DO THIS: Give back a single number, the count of lines containing the word "rubeola".

(Recorded data)
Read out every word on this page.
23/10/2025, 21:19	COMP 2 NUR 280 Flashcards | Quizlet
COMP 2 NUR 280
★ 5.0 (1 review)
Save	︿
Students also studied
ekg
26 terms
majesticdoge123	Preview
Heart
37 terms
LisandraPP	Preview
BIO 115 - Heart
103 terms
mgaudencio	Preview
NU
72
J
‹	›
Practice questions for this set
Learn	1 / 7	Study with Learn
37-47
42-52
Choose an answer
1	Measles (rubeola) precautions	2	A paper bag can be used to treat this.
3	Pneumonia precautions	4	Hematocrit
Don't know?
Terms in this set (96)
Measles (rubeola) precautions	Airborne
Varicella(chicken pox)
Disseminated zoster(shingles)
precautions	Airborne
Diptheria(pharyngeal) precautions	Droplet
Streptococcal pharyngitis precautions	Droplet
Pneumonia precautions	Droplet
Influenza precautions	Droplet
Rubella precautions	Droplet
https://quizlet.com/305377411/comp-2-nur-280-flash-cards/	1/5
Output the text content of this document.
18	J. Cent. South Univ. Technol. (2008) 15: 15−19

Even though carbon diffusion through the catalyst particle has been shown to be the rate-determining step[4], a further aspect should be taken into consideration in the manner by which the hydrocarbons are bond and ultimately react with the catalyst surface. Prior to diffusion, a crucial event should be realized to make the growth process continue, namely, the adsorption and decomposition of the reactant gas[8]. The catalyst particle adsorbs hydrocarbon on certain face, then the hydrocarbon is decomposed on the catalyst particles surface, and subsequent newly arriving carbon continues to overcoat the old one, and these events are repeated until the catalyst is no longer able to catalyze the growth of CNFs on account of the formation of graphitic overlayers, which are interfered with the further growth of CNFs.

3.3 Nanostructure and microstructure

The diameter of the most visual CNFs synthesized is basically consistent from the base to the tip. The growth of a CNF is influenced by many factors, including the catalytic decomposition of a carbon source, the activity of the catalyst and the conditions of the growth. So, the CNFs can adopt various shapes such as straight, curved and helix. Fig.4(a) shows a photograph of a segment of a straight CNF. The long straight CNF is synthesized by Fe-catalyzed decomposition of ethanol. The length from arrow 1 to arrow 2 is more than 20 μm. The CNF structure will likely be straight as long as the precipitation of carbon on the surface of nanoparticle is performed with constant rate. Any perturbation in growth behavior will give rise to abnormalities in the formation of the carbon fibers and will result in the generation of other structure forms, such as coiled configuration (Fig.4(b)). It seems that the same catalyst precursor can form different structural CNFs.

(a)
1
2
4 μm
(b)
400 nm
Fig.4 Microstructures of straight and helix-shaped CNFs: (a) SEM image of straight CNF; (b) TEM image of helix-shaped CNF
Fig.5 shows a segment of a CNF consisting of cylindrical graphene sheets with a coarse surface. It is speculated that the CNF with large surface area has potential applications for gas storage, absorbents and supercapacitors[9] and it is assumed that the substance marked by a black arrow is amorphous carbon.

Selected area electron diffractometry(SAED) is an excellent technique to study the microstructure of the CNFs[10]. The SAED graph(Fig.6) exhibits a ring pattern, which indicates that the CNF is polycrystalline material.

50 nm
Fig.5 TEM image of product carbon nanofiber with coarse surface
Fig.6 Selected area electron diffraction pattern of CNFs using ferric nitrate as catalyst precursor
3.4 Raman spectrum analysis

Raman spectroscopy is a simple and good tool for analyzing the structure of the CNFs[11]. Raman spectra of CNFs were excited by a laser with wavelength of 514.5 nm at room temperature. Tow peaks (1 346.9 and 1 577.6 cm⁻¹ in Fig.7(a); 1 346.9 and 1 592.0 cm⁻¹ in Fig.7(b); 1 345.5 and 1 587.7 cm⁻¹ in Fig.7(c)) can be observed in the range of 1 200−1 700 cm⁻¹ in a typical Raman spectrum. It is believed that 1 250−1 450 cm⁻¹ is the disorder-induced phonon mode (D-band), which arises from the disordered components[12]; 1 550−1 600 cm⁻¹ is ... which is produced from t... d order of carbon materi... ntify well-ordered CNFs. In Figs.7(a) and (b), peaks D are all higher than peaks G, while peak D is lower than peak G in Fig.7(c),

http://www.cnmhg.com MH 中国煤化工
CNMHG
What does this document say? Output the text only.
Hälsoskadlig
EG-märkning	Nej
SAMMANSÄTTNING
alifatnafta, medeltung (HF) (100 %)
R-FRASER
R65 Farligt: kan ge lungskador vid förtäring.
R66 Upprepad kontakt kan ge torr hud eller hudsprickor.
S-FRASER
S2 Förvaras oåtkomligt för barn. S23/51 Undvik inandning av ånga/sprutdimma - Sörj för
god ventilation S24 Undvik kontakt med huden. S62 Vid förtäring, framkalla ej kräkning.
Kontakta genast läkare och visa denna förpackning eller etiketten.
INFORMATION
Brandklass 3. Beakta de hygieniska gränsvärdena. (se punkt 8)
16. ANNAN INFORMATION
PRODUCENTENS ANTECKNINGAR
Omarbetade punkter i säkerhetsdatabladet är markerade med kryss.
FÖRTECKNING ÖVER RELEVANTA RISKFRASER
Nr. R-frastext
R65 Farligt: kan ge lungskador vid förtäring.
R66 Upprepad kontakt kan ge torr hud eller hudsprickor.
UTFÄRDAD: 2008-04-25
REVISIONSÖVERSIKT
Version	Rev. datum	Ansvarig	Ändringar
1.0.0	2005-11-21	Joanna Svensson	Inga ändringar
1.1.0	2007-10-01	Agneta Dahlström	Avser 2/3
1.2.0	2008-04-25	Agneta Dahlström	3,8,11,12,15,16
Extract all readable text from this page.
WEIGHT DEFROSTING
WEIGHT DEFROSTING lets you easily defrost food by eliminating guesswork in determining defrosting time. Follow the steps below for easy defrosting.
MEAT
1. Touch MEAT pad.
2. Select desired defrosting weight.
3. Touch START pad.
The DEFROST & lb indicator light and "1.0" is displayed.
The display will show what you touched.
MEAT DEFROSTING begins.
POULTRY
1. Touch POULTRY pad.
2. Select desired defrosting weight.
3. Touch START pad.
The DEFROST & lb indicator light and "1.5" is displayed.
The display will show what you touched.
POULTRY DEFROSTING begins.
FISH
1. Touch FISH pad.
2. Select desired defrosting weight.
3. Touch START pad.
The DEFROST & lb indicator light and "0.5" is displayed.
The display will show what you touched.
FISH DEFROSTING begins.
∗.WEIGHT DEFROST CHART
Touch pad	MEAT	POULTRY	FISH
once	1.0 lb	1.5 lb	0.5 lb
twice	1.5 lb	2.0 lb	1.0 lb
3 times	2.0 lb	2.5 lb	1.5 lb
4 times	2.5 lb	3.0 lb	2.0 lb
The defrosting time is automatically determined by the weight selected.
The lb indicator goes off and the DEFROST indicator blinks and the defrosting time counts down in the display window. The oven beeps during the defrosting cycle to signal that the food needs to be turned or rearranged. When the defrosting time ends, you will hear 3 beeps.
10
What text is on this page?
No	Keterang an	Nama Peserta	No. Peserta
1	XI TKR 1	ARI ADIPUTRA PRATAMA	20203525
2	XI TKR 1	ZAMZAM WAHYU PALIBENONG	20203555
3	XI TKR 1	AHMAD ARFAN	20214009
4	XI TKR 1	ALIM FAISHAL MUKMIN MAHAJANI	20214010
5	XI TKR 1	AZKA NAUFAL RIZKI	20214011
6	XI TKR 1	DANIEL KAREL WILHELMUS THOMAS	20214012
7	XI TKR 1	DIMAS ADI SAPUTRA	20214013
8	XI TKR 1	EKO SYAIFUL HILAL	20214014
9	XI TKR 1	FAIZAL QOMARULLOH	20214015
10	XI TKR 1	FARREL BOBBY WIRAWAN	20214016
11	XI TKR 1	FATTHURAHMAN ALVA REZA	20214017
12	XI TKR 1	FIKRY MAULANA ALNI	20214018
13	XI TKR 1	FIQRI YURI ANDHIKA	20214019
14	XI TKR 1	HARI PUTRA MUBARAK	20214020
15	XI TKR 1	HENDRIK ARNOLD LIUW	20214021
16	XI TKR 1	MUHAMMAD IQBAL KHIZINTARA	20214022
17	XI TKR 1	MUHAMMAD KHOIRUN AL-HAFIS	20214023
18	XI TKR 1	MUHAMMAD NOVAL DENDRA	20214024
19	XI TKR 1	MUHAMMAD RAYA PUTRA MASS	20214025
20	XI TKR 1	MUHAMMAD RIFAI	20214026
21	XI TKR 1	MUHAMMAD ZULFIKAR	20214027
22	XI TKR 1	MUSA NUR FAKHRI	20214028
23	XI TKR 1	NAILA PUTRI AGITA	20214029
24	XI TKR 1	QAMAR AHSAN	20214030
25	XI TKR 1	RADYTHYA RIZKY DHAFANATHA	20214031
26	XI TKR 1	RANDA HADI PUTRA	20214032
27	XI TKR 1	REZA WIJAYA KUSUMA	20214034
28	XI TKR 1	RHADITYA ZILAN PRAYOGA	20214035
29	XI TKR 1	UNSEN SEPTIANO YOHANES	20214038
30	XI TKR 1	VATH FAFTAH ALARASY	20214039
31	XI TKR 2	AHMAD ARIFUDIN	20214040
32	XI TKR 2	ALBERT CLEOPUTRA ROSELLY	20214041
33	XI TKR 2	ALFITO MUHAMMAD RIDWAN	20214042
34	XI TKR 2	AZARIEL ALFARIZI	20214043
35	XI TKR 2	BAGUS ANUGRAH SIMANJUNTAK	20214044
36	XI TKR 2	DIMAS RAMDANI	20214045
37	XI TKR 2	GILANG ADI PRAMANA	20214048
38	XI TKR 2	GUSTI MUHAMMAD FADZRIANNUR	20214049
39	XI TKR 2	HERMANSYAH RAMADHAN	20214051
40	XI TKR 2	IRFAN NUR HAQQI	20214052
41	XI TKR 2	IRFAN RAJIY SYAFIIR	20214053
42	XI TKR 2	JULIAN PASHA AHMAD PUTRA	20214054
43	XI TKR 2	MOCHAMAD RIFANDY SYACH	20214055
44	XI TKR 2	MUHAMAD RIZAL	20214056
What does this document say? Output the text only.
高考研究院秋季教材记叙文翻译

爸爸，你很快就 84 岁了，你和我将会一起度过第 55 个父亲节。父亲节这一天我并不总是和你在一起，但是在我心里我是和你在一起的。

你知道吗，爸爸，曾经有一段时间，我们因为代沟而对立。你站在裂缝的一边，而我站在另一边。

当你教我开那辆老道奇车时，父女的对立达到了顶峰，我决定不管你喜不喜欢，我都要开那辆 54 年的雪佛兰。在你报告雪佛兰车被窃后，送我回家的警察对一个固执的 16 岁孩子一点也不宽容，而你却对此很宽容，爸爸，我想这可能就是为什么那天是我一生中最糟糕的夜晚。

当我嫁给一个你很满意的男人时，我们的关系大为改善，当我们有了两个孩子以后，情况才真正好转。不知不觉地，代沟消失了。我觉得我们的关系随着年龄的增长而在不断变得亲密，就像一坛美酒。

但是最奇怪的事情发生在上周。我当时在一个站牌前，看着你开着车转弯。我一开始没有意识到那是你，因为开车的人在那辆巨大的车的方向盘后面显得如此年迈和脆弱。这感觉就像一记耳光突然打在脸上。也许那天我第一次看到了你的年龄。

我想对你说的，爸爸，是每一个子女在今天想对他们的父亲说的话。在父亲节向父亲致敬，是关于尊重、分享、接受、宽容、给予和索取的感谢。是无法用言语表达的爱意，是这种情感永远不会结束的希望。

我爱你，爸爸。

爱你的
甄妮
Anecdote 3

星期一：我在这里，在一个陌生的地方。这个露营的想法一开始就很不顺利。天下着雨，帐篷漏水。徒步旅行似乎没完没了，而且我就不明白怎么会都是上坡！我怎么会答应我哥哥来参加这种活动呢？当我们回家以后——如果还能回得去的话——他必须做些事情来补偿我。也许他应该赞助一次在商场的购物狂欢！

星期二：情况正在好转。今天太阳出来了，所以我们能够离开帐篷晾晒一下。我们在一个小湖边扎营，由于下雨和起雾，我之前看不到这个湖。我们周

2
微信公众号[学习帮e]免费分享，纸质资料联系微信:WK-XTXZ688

RESPONSE TO THIS EXERCISE: 2